— Extracts from a graphics dataset —
§
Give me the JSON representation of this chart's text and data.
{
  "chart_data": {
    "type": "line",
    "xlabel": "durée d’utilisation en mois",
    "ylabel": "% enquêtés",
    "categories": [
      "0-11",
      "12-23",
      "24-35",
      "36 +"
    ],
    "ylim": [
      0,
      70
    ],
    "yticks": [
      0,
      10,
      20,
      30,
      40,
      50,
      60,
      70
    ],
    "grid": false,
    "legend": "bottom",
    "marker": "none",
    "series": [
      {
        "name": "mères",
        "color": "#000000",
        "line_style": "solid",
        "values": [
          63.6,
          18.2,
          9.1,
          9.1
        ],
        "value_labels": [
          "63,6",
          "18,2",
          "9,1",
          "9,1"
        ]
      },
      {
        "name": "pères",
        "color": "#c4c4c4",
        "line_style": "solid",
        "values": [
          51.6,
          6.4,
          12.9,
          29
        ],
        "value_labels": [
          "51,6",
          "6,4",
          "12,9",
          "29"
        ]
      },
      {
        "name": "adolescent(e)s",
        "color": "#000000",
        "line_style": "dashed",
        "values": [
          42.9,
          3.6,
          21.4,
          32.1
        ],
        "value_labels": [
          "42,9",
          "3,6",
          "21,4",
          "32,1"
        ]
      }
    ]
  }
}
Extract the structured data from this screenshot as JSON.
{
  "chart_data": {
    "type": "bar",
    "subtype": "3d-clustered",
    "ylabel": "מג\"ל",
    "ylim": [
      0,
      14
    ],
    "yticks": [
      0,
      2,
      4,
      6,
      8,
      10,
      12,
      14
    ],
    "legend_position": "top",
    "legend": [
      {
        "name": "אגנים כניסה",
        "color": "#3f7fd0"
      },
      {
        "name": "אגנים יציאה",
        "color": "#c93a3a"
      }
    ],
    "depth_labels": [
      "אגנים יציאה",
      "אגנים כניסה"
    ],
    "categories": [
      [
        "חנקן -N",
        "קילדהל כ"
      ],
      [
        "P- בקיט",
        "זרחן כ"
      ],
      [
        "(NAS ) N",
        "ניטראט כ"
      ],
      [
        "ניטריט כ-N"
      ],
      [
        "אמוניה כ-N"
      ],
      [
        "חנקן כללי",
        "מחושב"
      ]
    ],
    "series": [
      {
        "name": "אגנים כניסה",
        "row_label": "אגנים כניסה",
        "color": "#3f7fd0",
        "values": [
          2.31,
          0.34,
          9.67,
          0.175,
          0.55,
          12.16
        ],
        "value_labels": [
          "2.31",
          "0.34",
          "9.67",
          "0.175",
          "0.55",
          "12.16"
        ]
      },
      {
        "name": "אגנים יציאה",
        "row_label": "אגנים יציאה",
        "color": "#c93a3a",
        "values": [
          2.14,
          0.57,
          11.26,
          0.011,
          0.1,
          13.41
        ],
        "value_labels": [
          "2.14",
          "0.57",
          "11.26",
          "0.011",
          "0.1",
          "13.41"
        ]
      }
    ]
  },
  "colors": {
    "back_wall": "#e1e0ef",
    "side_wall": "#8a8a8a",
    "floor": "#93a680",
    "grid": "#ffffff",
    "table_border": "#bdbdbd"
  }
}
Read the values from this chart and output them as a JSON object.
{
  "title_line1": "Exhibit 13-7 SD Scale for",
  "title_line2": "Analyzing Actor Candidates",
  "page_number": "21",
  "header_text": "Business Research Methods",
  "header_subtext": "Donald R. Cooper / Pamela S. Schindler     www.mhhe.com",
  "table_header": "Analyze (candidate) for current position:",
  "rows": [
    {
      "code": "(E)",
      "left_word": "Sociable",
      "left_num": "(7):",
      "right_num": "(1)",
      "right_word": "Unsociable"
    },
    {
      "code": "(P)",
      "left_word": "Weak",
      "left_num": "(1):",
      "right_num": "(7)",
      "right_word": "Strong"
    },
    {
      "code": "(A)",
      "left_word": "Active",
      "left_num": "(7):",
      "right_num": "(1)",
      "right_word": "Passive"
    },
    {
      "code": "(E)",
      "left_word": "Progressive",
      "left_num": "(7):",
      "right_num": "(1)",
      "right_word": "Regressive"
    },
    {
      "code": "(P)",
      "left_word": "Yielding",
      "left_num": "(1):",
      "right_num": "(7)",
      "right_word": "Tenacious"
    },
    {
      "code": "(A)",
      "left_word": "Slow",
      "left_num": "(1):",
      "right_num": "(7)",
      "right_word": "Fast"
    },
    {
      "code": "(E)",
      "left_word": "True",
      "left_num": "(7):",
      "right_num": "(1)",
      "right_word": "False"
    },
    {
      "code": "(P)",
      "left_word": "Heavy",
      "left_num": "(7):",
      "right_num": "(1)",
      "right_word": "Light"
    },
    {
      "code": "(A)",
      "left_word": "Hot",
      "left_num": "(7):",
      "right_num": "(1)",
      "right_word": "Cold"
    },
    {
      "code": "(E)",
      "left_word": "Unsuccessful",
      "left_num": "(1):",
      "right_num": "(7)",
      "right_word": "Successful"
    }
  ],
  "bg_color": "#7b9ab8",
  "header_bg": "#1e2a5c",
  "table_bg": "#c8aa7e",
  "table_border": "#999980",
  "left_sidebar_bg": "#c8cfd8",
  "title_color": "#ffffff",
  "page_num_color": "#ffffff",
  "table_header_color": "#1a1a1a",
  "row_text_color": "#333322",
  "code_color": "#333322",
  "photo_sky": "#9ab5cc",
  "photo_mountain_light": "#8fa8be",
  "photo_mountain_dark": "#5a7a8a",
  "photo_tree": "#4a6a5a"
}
§
— Your objective —
Print out every record again, exactly and in full.

— Result for this task —
Give me the JSON representation of this chart's text and data.
{
  "chart_data": {
    "type": "line",
    "xlabel": "durée d’utilisation en mois",
    "ylabel": "% enquêtés",
    "categories": [
      "0-11",
      "12-23",
      "24-35",
      "36 +"
    ],
    "ylim": [
      0,
      70
    ],
    "yticks": [
      0,
      10,
      20,
      30,
      40,
      50,
      60,
      70
    ],
    "grid": false,
    "legend": "bottom",
    "marker": "none",
    "series": [
      {
        "name": "mères",
        "color": "#000000",
        "line_style": "solid",
        "values": [
          63.6,
          18.2,
          9.1,
          9.1
        ],
        "value_labels": [
          "63,6",
          "18,2",
          "9,1",
          "9,1"
        ]
      },
      {
        "name": "pères",
        "color": "#c4c4c4",
        "line_style": "solid",
        "values": [
          51.6,
          6.4,
          12.9,
          29
        ],
        "value_labels": [
          "51,6",
          "6,4",
          "12,9",
          "29"
        ]
      },
      {
        "name": "adolescent(e)s",
        "color": "#000000",
        "line_style": "dashed",
        "values": [
          42.9,
          3.6,
          21.4,
          32.1
        ],
        "value_labels": [
          "42,9",
          "3,6",
          "21,4",
          "32,1"
        ]
      }
    ]
  }
}
Extract the structured data from this screenshot as JSON.
{
  "chart_data": {
    "type": "bar",
    "subtype": "3d-clustered",
    "ylabel": "מג\"ל",
    "ylim": [
      0,
      14
    ],
    "yticks": [
      0,
      2,
      4,
      6,
      8,
      10,
      12,
      14
    ],
    "legend_position": "top",
    "legend": [
      {
        "name": "אגנים כניסה",
        "color": "#3f7fd0"
      },
      {
        "name": "אגנים יציאה",
        "color": "#c93a3a"
      }
    ],
    "depth_labels": [
      "אגנים יציאה",
      "אגנים כניסה"
    ],
    "categories": [
      [
        "חנקן -N",
        "קילדהל כ"
      ],
      [
        "P- בקיט",
        "זרחן כ"
      ],
      [
        "(NAS ) N",
        "ניטראט כ"
      ],
      [
        "ניטריט כ-N"
      ],
      [
        "אמוניה כ-N"
      ],
      [
        "חנקן כללי",
        "מחושב"
      ]
    ],
    "series": [
      {
        "name": "אגנים כניסה",
        "row_label": "אגנים כניסה",
        "color": "#3f7fd0",
        "values": [
          2.31,
          0.34,
          9.67,
          0.175,
          0.55,
          12.16
        ],
        "value_labels": [
          "2.31",
          "0.34",
          "9.67",
          "0.175",
          "0.55",
          "12.16"
        ]
      },
      {
        "name": "אגנים יציאה",
        "row_label": "אגנים יציאה",
        "color": "#c93a3a",
        "values": [
          2.14,
          0.57,
          11.26,
          0.011,
          0.1,
          13.41
        ],
        "value_labels": [
          "2.14",
          "0.57",
          "11.26",
          "0.011",
          "0.1",
          "13.41"
        ]
      }
    ]
  },
  "colors": {
    "back_wall": "#e1e0ef",
    "side_wall": "#8a8a8a",
    "floor": "#93a680",
    "grid": "#ffffff",
    "table_border": "#bdbdbd"
  }
}
Read the values from this chart and output them as a JSON object.
{
  "title_line1": "Exhibit 13-7 SD Scale for",
  "title_line2": "Analyzing Actor Candidates",
  "page_number": "21",
  "header_text": "Business Research Methods",
  "header_subtext": "Donald R. Cooper / Pamela S. Schindler     www.mhhe.com",
  "table_header": "Analyze (candidate) for current position:",
  "rows": [
    {
      "code": "(E)",
      "left_word": "Sociable",
      "left_num": "(7):",
      "right_num": "(1)",
      "right_word": "Unsociable"
    },
    {
      "code": "(P)",
      "left_word": "Weak",
      "left_num": "(1):",
      "right_num": "(7)",
      "right_word": "Strong"
    },
    {
      "code": "(A)",
      "left_word": "Active",
      "left_num": "(7):",
      "right_num": "(1)",
      "right_word": "Passive"
    },
    {
      "code": "(E)",
      "left_word": "Progressive",
      "left_num": "(7):",
      "right_num": "(1)",
      "right_word": "Regressive"
    },
    {
      "code": "(P)",
      "left_word": "Yielding",
      "left_num": "(1):",
      "right_num": "(7)",
      "right_word": "Tenacious"
    },
    {
      "code": "(A)",
      "left_word": "Slow",
      "left_num": "(1):",
      "right_num": "(7)",
      "right_word": "Fast"
    },
    {
      "code": "(E)",
      "left_word": "True",
      "left_num": "(7):",
      "right_num": "(1)",
      "right_word": "False"
    },
    {
      "code": "(P)",
      "left_word": "Heavy",
      "left_num": "(7):",
      "right_num": "(1)",
      "right_word": "Light"
    },
    {
      "code": "(A)",
      "left_word": "Hot",
      "left_num": "(7):",
      "right_num": "(1)",
      "right_word": "Cold"
    },
    {
      "code": "(E)",
      "left_word": "Unsuccessful",
      "left_num": "(1):",
      "right_num": "(7)",
      "right_word": "Successful"
    }
  ],
  "bg_color": "#7b9ab8",
  "header_bg": "#1e2a5c",
  "table_bg": "#c8aa7e",
  "table_border": "#999980",
  "left_sidebar_bg": "#c8cfd8",
  "title_color": "#ffffff",
  "page_num_color": "#ffffff",
  "table_header_color": "#1a1a1a",
  "row_text_color": "#333322",
  "code_color": "#333322",
  "photo_sky": "#9ab5cc",
  "photo_mountain_light": "#8fa8be",
  "photo_mountain_dark": "#5a7a8a",
  "photo_tree": "#4a6a5a"
}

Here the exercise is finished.